== GIVEN TASK ==
Examine the material below. Gather every line in which the string "Tiempo" appears.

== SUPPLIED RECORDS ==
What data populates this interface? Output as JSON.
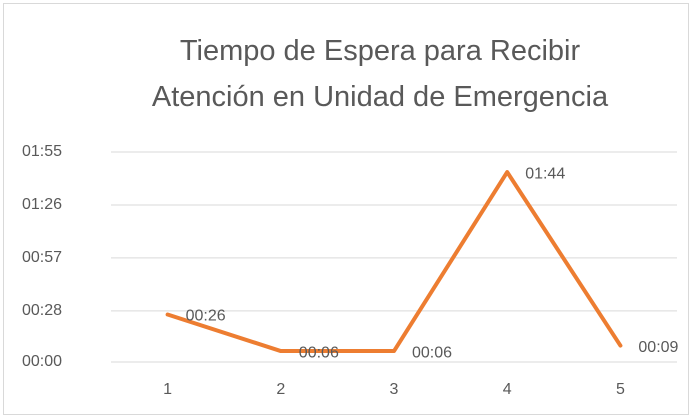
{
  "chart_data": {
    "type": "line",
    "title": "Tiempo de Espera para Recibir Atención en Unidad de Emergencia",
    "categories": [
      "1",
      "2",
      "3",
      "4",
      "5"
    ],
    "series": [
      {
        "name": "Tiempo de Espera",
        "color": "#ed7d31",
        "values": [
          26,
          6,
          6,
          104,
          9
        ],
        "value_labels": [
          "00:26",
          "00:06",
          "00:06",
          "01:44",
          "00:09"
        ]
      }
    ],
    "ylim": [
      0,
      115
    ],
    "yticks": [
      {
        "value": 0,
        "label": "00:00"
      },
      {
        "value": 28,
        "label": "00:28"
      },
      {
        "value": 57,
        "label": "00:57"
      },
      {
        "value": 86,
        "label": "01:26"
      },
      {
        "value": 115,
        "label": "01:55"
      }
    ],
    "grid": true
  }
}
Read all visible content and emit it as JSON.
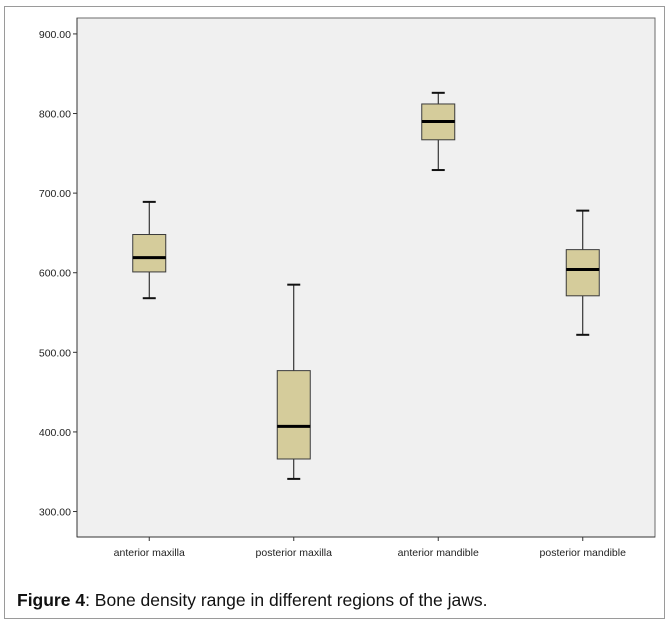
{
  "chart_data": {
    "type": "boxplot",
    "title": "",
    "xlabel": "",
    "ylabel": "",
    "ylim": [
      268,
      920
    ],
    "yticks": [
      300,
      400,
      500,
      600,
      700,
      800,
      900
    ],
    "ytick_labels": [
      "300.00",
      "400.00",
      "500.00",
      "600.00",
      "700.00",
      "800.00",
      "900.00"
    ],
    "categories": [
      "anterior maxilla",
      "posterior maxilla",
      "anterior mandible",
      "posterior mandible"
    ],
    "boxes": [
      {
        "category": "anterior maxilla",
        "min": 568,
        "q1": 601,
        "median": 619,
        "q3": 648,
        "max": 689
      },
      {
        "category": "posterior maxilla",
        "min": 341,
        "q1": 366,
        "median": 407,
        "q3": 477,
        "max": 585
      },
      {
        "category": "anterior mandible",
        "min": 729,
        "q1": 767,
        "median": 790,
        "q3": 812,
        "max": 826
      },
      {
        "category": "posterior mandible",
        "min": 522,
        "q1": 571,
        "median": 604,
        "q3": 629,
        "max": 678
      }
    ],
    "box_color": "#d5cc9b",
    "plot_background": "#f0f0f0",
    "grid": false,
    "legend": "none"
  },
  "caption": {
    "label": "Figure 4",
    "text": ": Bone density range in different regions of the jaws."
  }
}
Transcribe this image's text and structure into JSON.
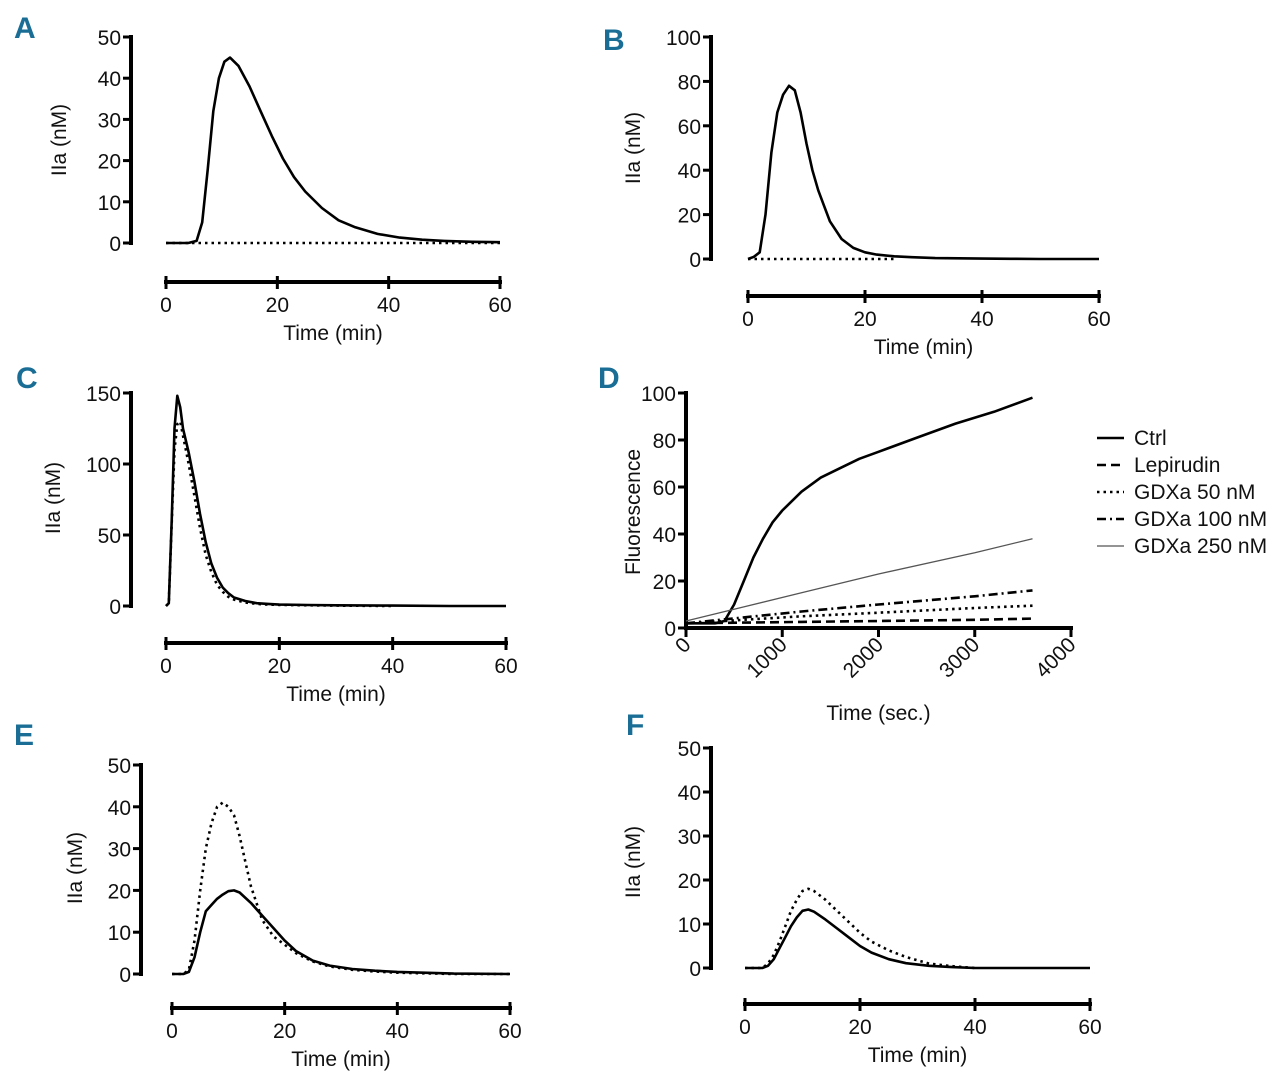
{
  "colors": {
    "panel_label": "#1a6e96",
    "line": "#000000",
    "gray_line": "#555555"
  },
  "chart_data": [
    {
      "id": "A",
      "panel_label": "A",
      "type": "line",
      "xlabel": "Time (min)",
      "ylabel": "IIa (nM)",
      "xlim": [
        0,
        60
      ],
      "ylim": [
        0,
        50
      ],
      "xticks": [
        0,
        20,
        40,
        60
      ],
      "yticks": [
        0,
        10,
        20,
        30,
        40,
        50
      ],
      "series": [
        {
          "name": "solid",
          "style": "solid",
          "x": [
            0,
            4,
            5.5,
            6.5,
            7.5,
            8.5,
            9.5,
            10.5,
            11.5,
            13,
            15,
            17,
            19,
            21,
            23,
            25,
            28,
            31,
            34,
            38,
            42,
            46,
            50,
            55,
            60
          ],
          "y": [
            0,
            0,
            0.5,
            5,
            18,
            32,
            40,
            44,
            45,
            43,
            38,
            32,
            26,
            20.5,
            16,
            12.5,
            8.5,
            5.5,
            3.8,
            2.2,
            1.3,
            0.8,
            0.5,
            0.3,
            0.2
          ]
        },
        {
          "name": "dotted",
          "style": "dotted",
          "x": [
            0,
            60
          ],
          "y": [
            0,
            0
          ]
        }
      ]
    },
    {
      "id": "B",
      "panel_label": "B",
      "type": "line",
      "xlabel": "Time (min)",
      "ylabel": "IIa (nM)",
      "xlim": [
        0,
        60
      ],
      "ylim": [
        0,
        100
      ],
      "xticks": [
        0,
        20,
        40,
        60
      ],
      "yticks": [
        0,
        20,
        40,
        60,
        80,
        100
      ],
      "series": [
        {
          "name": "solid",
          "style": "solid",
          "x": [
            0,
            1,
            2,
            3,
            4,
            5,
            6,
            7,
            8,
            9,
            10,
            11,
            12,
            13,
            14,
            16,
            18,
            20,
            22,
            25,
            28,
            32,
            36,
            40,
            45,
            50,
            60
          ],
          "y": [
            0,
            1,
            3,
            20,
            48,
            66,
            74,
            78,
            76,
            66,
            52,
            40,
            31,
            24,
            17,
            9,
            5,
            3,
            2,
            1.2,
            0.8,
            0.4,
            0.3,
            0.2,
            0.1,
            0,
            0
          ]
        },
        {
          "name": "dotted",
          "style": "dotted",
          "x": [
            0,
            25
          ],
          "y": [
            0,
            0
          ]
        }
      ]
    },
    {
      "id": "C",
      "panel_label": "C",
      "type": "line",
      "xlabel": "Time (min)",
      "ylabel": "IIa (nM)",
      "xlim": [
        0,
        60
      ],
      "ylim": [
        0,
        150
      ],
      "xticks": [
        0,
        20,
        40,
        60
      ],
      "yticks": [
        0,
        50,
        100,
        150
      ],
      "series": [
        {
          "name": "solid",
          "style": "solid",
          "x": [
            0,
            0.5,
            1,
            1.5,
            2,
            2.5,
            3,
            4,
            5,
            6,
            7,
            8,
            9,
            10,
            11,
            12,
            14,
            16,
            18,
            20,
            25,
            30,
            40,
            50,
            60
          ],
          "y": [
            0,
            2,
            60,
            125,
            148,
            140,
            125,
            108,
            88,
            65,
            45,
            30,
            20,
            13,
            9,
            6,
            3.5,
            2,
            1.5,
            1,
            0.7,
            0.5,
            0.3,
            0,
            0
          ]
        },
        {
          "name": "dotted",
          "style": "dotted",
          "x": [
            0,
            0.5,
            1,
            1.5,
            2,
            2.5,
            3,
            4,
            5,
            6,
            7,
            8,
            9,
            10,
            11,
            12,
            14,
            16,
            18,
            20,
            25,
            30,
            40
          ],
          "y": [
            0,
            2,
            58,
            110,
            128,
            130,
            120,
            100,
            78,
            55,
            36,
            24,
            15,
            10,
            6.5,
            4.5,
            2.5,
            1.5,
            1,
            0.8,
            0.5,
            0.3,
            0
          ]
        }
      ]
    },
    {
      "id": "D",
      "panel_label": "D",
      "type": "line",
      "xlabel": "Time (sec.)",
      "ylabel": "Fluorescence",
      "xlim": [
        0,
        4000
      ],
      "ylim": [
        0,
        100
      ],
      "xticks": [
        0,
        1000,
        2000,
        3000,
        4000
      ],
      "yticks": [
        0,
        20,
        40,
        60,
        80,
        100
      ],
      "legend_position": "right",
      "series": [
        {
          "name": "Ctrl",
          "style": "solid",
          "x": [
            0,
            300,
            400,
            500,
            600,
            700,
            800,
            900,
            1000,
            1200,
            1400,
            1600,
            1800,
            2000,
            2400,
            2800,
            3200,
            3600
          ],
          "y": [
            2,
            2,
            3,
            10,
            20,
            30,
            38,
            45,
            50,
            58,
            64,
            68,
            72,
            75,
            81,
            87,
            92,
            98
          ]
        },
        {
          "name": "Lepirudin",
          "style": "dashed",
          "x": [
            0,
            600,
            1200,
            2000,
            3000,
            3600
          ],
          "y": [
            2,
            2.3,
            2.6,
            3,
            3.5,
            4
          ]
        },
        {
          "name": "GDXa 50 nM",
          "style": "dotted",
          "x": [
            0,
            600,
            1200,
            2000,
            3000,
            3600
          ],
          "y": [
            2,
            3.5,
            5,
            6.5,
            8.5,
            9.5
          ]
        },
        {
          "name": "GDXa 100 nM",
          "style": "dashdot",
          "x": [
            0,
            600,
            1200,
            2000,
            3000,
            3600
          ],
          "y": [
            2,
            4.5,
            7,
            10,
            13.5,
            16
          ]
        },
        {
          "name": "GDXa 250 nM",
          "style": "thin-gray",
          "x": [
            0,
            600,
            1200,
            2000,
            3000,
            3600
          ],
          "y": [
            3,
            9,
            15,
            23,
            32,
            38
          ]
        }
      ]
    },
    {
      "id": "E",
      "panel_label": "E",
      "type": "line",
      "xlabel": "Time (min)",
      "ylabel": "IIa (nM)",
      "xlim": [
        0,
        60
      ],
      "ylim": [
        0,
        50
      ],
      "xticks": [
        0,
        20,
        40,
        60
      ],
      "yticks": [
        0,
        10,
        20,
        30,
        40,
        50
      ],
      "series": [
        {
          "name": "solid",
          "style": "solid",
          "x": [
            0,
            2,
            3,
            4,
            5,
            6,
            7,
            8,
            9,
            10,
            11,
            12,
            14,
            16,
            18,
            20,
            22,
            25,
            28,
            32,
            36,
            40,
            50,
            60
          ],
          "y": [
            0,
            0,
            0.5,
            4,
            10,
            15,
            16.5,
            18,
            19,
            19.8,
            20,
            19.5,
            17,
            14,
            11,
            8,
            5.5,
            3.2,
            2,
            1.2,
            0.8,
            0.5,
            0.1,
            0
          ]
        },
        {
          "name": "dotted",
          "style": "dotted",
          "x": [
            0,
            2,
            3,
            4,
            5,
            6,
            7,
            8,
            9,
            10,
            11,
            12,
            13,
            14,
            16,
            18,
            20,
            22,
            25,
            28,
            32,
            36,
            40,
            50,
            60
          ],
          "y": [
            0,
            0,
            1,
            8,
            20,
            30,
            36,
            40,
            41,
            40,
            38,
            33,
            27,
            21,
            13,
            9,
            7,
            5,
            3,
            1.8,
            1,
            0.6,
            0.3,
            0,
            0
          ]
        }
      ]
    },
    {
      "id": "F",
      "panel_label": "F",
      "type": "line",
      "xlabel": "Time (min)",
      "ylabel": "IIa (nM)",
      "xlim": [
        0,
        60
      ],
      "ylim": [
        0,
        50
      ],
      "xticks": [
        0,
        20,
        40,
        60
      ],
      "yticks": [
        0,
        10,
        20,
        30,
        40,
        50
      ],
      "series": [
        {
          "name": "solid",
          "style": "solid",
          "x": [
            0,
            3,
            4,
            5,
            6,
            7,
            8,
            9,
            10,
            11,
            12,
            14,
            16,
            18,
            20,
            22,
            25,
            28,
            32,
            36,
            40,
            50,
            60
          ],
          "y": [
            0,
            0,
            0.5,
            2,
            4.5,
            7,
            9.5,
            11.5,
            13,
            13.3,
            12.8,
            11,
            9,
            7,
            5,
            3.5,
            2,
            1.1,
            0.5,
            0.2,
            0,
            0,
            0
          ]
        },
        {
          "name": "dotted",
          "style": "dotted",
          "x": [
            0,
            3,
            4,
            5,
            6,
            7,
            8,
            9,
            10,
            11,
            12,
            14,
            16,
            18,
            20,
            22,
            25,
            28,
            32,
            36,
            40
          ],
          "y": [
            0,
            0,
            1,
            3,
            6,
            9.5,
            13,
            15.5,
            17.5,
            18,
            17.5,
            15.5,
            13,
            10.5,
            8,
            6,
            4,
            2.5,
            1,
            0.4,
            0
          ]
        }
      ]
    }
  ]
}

== RESPONSE FOR THIS EXERCISE ==
    "title": "Tiempo de Espera para Recibir Atención en Unidad de Emergencia",
        "name": "Tiempo de Espera",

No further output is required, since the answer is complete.